> **THE INPUT**:
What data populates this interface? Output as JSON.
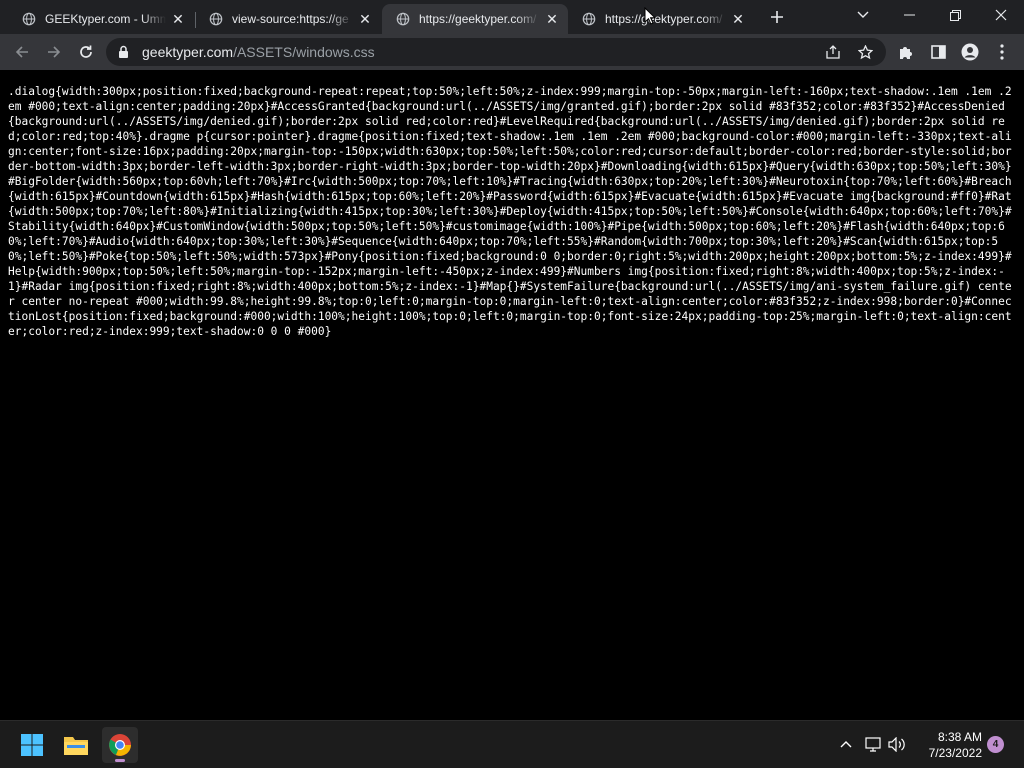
{
  "browser": {
    "tabs": [
      {
        "title": "GEEKtyper.com - Umm",
        "active": false
      },
      {
        "title": "view-source:https://ge",
        "active": false
      },
      {
        "title": "https://geektyper.com/",
        "active": true
      },
      {
        "title": "https://geektyper.com/",
        "active": false
      }
    ],
    "address": {
      "host": "geektyper.com",
      "path": "/ASSETS/windows.css"
    }
  },
  "page": {
    "source_text": ".dialog{width:300px;position:fixed;background-repeat:repeat;top:50%;left:50%;z-index:999;margin-top:-50px;margin-left:-160px;text-shadow:.1em .1em .2em #000;text-align:center;padding:20px}#AccessGranted{background:url(../ASSETS/img/granted.gif);border:2px solid #83f352;color:#83f352}#AccessDenied{background:url(../ASSETS/img/denied.gif);border:2px solid red;color:red}#LevelRequired{background:url(../ASSETS/img/denied.gif);border:2px solid red;color:red;top:40%}.dragme p{cursor:pointer}.dragme{position:fixed;text-shadow:.1em .1em .2em #000;background-color:#000;margin-left:-330px;text-align:center;font-size:16px;padding:20px;margin-top:-150px;width:630px;top:50%;left:50%;color:red;cursor:default;border-color:red;border-style:solid;border-bottom-width:3px;border-left-width:3px;border-right-width:3px;border-top-width:20px}#Downloading{width:615px}#Query{width:630px;top:50%;left:30%}#BigFolder{width:560px;top:60vh;left:70%}#Irc{width:500px;top:70%;left:10%}#Tracing{width:630px;top:20%;left:30%}#Neurotoxin{top:70%;left:60%}#Breach{width:615px}#Countdown{width:615px}#Hash{width:615px;top:60%;left:20%}#Password{width:615px}#Evacuate{width:615px}#Evacuate img{background:#ff0}#Rat{width:500px;top:70%;left:80%}#Initializing{width:415px;top:30%;left:30%}#Deploy{width:415px;top:50%;left:50%}#Console{width:640px;top:60%;left:70%}#Stability{width:640px}#CustomWindow{width:500px;top:50%;left:50%}#customimage{width:100%}#Pipe{width:500px;top:60%;left:20%}#Flash{width:640px;top:60%;left:70%}#Audio{width:640px;top:30%;left:30%}#Sequence{width:640px;top:70%;left:55%}#Random{width:700px;top:30%;left:20%}#Scan{width:615px;top:50%;left:50%}#Poke{top:50%;left:50%;width:573px}#Pony{position:fixed;background:0 0;border:0;right:5%;width:200px;height:200px;bottom:5%;z-index:499}#Help{width:900px;top:50%;left:50%;margin-top:-152px;margin-left:-450px;z-index:499}#Numbers img{position:fixed;right:8%;width:400px;top:5%;z-index:-1}#Radar img{position:fixed;right:8%;width:400px;bottom:5%;z-index:-1}#Map{}#SystemFailure{background:url(../ASSETS/img/ani-system_failure.gif) center center no-repeat #000;width:99.8%;height:99.8%;top:0;left:0;margin-top:0;margin-left:0;text-align:center;color:#83f352;z-index:998;border:0}#ConnectionLost{position:fixed;background:#000;width:100%;height:100%;top:0;left:0;margin-top:0;font-size:24px;padding-top:25%;margin-left:0;text-align:center;color:red;z-index:999;text-shadow:0 0 0 #000}"
  },
  "taskbar": {
    "time": "8:38 AM",
    "date": "7/23/2022",
    "notification_count": "4"
  },
  "colors": {
    "tabstrip": "#202124",
    "toolbar": "#35363a",
    "page_bg": "#000000",
    "text": "#ffffff",
    "taskbar": "#1c1c1c",
    "accent": "#c08fd0"
  }
}
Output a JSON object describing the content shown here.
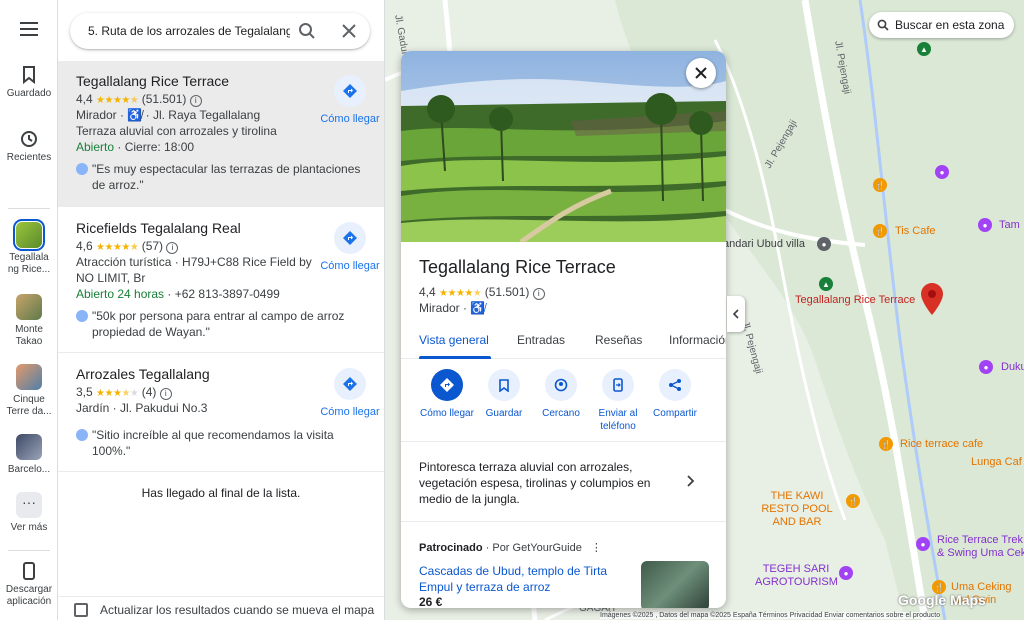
{
  "rail": {
    "menu_icon": "hamburger-menu-icon",
    "saved": "Guardado",
    "recent": "Recientes",
    "recents": [
      {
        "label": "Tegallala ng Rice..."
      },
      {
        "label": "Monte Takao"
      },
      {
        "label": "Cinque Terre da..."
      },
      {
        "label": "Barcelo..."
      }
    ],
    "more": "Ver más",
    "download": "Descargar aplicación"
  },
  "search": {
    "value": "5. Ruta de los arrozales de Tegalalang",
    "search_icon": "search-icon",
    "close_icon": "close-icon"
  },
  "results": [
    {
      "title": "Tegallalang Rice Terrace",
      "rating": "4,4",
      "reviews": "(51.501)",
      "line1": "Mirador · ♿̸ · Jl. Raya Tegallalang",
      "line2": "Terraza aluvial con arrozales y tirolina",
      "status_open": "Abierto",
      "status_rest": " · Cierre: 18:00",
      "quote": "\"Es muy espectacular las terrazas de plantaciones de arroz.\"",
      "directions": "Cómo llegar"
    },
    {
      "title": "Ricefields Tegalalang Real",
      "rating": "4,6",
      "reviews": "(57)",
      "line1": "Atracción turística · H79J+C88 Rice Field by",
      "line2": "NO LIMIT, Br",
      "status_open": "Abierto 24 horas",
      "status_rest": " · +62 813-3897-0499",
      "quote": "\"50k por persona para entrar al campo de arroz propiedad de Wayan.\"",
      "directions": "Cómo llegar"
    },
    {
      "title": "Arrozales Tegallalang",
      "rating": "3,5",
      "reviews": "(4)",
      "line1": "Jardín · Jl. Pakudui No.3",
      "quote": "\"Sitio increíble al que recomendamos la visita 100%.\"",
      "directions": "Cómo llegar"
    }
  ],
  "end_of_list": "Has llegado al final de la lista.",
  "update_results": "Actualizar los resultados cuando se mueva el mapa",
  "card": {
    "title": "Tegallalang Rice Terrace",
    "rating": "4,4",
    "reviews": "(51.501)",
    "category": "Mirador · ",
    "tabs": [
      "Vista general",
      "Entradas",
      "Reseñas",
      "Información"
    ],
    "actions": [
      {
        "label": "Cómo llegar",
        "icon": "directions-icon"
      },
      {
        "label": "Guardar",
        "icon": "bookmark-icon"
      },
      {
        "label": "Cercano",
        "icon": "nearby-icon"
      },
      {
        "label": "Enviar al teléfono",
        "icon": "send-to-phone-icon"
      },
      {
        "label": "Compartir",
        "icon": "share-icon"
      }
    ],
    "description": "Pintoresca terraza aluvial con arrozales, vegetación espesa, tirolinas y columpios en medio de la jungla.",
    "sponsored_label": "Patrocinado",
    "sponsored_by": " · Por GetYourGuide",
    "ad_title": "Cascadas de Ubud, templo de Tirta Empul y terraza de arroz",
    "ad_price": "26 €"
  },
  "map": {
    "search_area": "Buscar en esta zona",
    "labels": {
      "gadung": "Jl. Gadun",
      "pejeng1": "Jl. Pejengaji",
      "pejeng2": "Jl. Pejengaji",
      "pejeng3": "Jl. Pejengaji",
      "ubud_villa": "andari Ubud villa",
      "tis": "Tis Cafe",
      "tama": "Tam",
      "rice_terrace": "Tegallalang Rice Terrace",
      "duku": "Duku",
      "rice_cafe": "Rice terrace cafe",
      "lunga": "Lunga Caf",
      "kawi": "THE KAWI RESTO POOL AND BAR",
      "trek": "Rice Terrace Trek & Swing Uma Cek",
      "tegeh": "TEGEH SARI AGROTOURISM",
      "uma": "Uma Ceking and Swin",
      "gagah": "GAGAH"
    },
    "logo": "Google Maps",
    "credits": "Imágenes ©2025 , Datos del mapa ©2025    España    Términos    Privacidad    Enviar comentarios sobre el producto"
  },
  "colors": {
    "accent": "#0b57d0",
    "open": "#188038",
    "star": "#f4b400",
    "pin": "#d93025",
    "poi_orange": "#f29900",
    "poi_purple": "#a142f4",
    "road": "#ffffff",
    "water": "#aecbfa"
  }
}
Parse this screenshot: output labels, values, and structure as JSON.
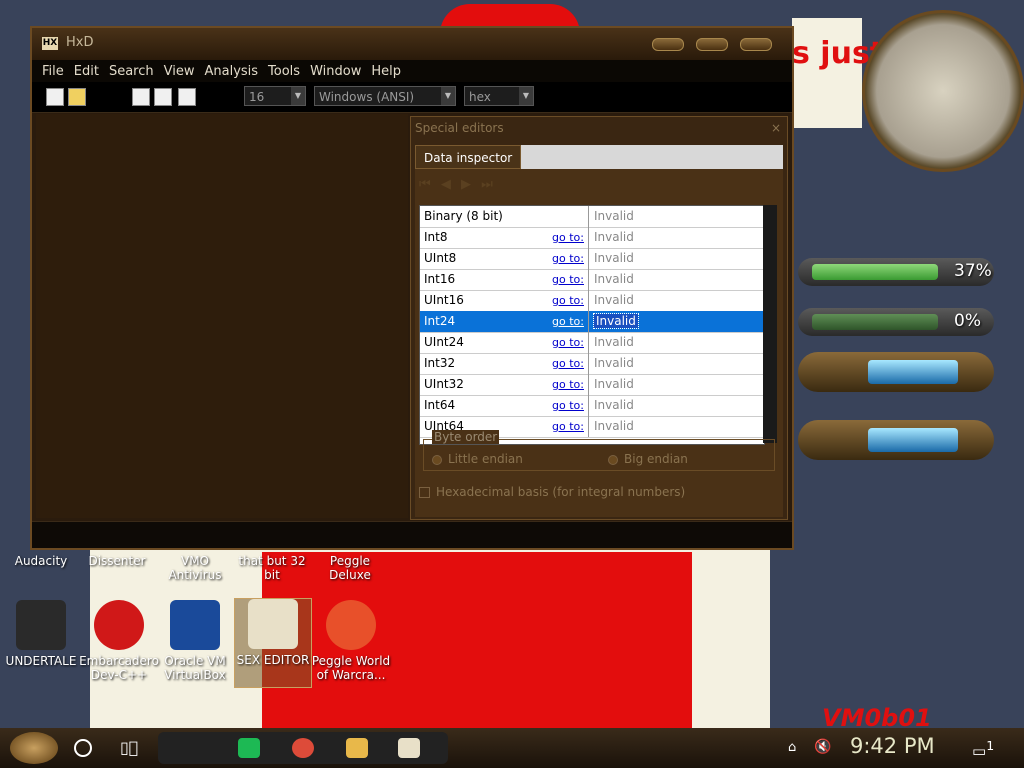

> **EXERCISE**: In copying the material, drop all pictures and keep everything else identical.

> **RESULT FOR THIS EXERCISE**:
What data populates this interface? Output as JSON.
{
  "browser": {
    "tabs": [
      {
        "title": "GEEKtyper.com - Umm",
        "active": false
      },
      {
        "title": "view-source:https://ge",
        "active": false
      },
      {
        "title": "https://geektyper.com/",
        "active": true
      },
      {
        "title": "https://geektyper.com/",
        "active": false
      }
    ],
    "address": {
      "host": "geektyper.com",
      "path": "/ASSETS/windows.css"
    }
  },
  "page": {
    "source_text": ".dialog{width:300px;position:fixed;background-repeat:repeat;top:50%;left:50%;z-index:999;margin-top:-50px;margin-left:-160px;text-shadow:.1em .1em .2em #000;text-align:center;padding:20px}#AccessGranted{background:url(../ASSETS/img/granted.gif);border:2px solid #83f352;color:#83f352}#AccessDenied{background:url(../ASSETS/img/denied.gif);border:2px solid red;color:red}#LevelRequired{background:url(../ASSETS/img/denied.gif);border:2px solid red;color:red;top:40%}.dragme p{cursor:pointer}.dragme{position:fixed;text-shadow:.1em .1em .2em #000;background-color:#000;margin-left:-330px;text-align:center;font-size:16px;padding:20px;margin-top:-150px;width:630px;top:50%;left:50%;color:red;cursor:default;border-color:red;border-style:solid;border-bottom-width:3px;border-left-width:3px;border-right-width:3px;border-top-width:20px}#Downloading{width:615px}#Query{width:630px;top:50%;left:30%}#BigFolder{width:560px;top:60vh;left:70%}#Irc{width:500px;top:70%;left:10%}#Tracing{width:630px;top:20%;left:30%}#Neurotoxin{top:70%;left:60%}#Breach{width:615px}#Countdown{width:615px}#Hash{width:615px;top:60%;left:20%}#Password{width:615px}#Evacuate{width:615px}#Evacuate img{background:#ff0}#Rat{width:500px;top:70%;left:80%}#Initializing{width:415px;top:30%;left:30%}#Deploy{width:415px;top:50%;left:50%}#Console{width:640px;top:60%;left:70%}#Stability{width:640px}#CustomWindow{width:500px;top:50%;left:50%}#customimage{width:100%}#Pipe{width:500px;top:60%;left:20%}#Flash{width:640px;top:60%;left:70%}#Audio{width:640px;top:30%;left:30%}#Sequence{width:640px;top:70%;left:55%}#Random{width:700px;top:30%;left:20%}#Scan{width:615px;top:50%;left:50%}#Poke{top:50%;left:50%;width:573px}#Pony{position:fixed;background:0 0;border:0;right:5%;width:200px;height:200px;bottom:5%;z-index:499}#Help{width:900px;top:50%;left:50%;margin-top:-152px;margin-left:-450px;z-index:499}#Numbers img{position:fixed;right:8%;width:400px;top:5%;z-index:-1}#Radar img{position:fixed;right:8%;width:400px;bottom:5%;z-index:-1}#Map{}#SystemFailure{background:url(../ASSETS/img/ani-system_failure.gif) center center no-repeat #000;width:99.8%;height:99.8%;top:0;left:0;margin-top:0;margin-left:0;text-align:center;color:#83f352;z-index:998;border:0}#ConnectionLost{position:fixed;background:#000;width:100%;height:100%;top:0;left:0;margin-top:0;font-size:24px;padding-top:25%;margin-left:0;text-align:center;color:red;z-index:999;text-shadow:0 0 0 #000}"
  },
  "taskbar": {
    "time": "8:38 AM",
    "date": "7/23/2022",
    "notification_count": "4"
  },
  "colors": {
    "tabstrip": "#202124",
    "toolbar": "#35363a",
    "page_bg": "#000000",
    "text": "#ffffff",
    "taskbar": "#1c1c1c",
    "accent": "#c08fd0"
  }
}
Output a JSON object describing the content shown here.
{
  "rail": {
    "menu_icon": "hamburger-menu-icon",
    "saved": "Guardado",
    "recent": "Recientes",
    "recents": [
      {
        "label": "Tegallala ng Rice..."
      },
      {
        "label": "Monte Takao"
      },
      {
        "label": "Cinque Terre da..."
      },
      {
        "label": "Barcelo..."
      }
    ],
    "more": "Ver más",
    "download": "Descargar aplicación"
  },
  "search": {
    "value": "5. Ruta de los arrozales de Tegalalang",
    "search_icon": "search-icon",
    "close_icon": "close-icon"
  },
  "results": [
    {
      "title": "Tegallalang Rice Terrace",
      "rating": "4,4",
      "reviews": "(51.501)",
      "line1": "Mirador · ♿̸ · Jl. Raya Tegallalang",
      "line2": "Terraza aluvial con arrozales y tirolina",
      "status_open": "Abierto",
      "status_rest": " · Cierre: 18:00",
      "quote": "\"Es muy espectacular las terrazas de plantaciones de arroz.\"",
      "directions": "Cómo llegar"
    },
    {
      "title": "Ricefields Tegalalang Real",
      "rating": "4,6",
      "reviews": "(57)",
      "line1": "Atracción turística · H79J+C88 Rice Field by",
      "line2": "NO LIMIT, Br",
      "status_open": "Abierto 24 horas",
      "status_rest": " · +62 813-3897-0499",
      "quote": "\"50k por persona para entrar al campo de arroz propiedad de Wayan.\"",
      "directions": "Cómo llegar"
    },
    {
      "title": "Arrozales Tegallalang",
      "rating": "3,5",
      "reviews": "(4)",
      "line1": "Jardín · Jl. Pakudui No.3",
      "quote": "\"Sitio increíble al que recomendamos la visita 100%.\"",
      "directions": "Cómo llegar"
    }
  ],
  "end_of_list": "Has llegado al final de la lista.",
  "update_results": "Actualizar los resultados cuando se mueva el mapa",
  "card": {
    "title": "Tegallalang Rice Terrace",
    "rating": "4,4",
    "reviews": "(51.501)",
    "category": "Mirador · ",
    "tabs": [
      "Vista general",
      "Entradas",
      "Reseñas",
      "Información"
    ],
    "actions": [
      {
        "label": "Cómo llegar",
        "icon": "directions-icon"
      },
      {
        "label": "Guardar",
        "icon": "bookmark-icon"
      },
      {
        "label": "Cercano",
        "icon": "nearby-icon"
      },
      {
        "label": "Enviar al teléfono",
        "icon": "send-to-phone-icon"
      },
      {
        "label": "Compartir",
        "icon": "share-icon"
      }
    ],
    "description": "Pintoresca terraza aluvial con arrozales, vegetación espesa, tirolinas y columpios en medio de la jungla.",
    "sponsored_label": "Patrocinado",
    "sponsored_by": " · Por GetYourGuide",
    "ad_title": "Cascadas de Ubud, templo de Tirta Empul y terraza de arroz",
    "ad_price": "26 €"
  },
  "map": {
    "search_area": "Buscar en esta zona",
    "labels": {
      "gadung": "Jl. Gadun",
      "pejeng1": "Jl. Pejengaji",
      "pejeng2": "Jl. Pejengaji",
      "pejeng3": "Jl. Pejengaji",
      "ubud_villa": "andari Ubud villa",
      "tis": "Tis Cafe",
      "tama": "Tam",
      "rice_terrace": "Tegallalang Rice Terrace",
      "duku": "Duku",
      "rice_cafe": "Rice terrace cafe",
      "lunga": "Lunga Caf",
      "kawi": "THE KAWI RESTO POOL AND BAR",
      "trek": "Rice Terrace Trek & Swing Uma Cek",
      "tegeh": "TEGEH SARI AGROTOURISM",
      "uma": "Uma Ceking and Swin",
      "gagah": "GAGAH"
    },
    "logo": "Google Maps",
    "credits": "Imágenes ©2025 , Datos del mapa ©2025    España    Términos    Privacidad    Enviar comentarios sobre el producto"
  },
  "colors": {
    "accent": "#0b57d0",
    "open": "#188038",
    "star": "#f4b400",
    "pin": "#d93025",
    "poi_orange": "#f29900",
    "poi_purple": "#a142f4",
    "road": "#ffffff",
    "water": "#aecbfa"
  }
}
Parse this screenshot: output labels, values, and structure as JSON.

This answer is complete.